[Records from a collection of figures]
>> Begin

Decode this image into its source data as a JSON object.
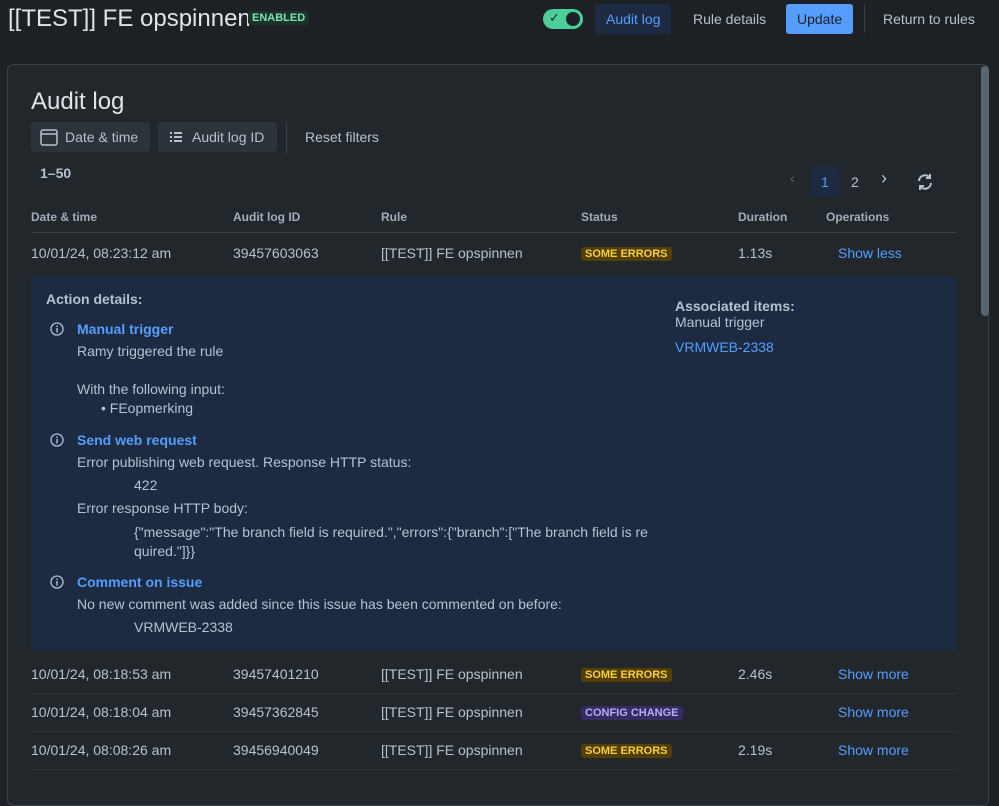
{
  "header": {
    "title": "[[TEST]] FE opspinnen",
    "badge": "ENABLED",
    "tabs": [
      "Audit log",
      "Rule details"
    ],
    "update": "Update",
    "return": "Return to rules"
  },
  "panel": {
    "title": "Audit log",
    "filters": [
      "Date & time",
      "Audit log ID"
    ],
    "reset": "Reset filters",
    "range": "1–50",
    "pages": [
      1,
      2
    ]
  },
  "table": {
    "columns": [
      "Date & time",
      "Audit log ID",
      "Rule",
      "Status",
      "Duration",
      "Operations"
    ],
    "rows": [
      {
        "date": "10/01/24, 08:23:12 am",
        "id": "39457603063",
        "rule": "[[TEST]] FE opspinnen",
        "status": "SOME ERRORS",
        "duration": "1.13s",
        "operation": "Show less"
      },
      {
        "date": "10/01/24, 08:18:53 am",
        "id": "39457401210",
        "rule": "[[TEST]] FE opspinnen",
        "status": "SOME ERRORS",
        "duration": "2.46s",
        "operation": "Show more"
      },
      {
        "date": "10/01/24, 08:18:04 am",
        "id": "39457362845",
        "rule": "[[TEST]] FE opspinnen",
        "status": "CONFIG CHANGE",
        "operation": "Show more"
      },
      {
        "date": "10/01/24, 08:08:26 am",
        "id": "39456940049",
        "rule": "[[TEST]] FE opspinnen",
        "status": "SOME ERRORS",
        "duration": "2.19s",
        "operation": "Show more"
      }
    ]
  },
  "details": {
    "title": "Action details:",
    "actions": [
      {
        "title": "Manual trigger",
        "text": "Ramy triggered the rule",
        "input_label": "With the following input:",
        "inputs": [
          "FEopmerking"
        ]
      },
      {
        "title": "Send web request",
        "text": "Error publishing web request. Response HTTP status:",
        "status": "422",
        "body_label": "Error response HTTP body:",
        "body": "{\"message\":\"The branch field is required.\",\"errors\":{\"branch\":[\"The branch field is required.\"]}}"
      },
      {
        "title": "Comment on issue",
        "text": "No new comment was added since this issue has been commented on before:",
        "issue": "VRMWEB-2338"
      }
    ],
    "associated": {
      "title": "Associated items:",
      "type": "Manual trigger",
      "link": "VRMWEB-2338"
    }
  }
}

>> End

# DIRECTIVE
Check each line of the entries above for the word "issue". List the ones that have it.

# RESULT
        "title": "Comment on issue",
        "text": "No new comment was added since this issue has been commented on before:",
        "issue": "VRMWEB-2338"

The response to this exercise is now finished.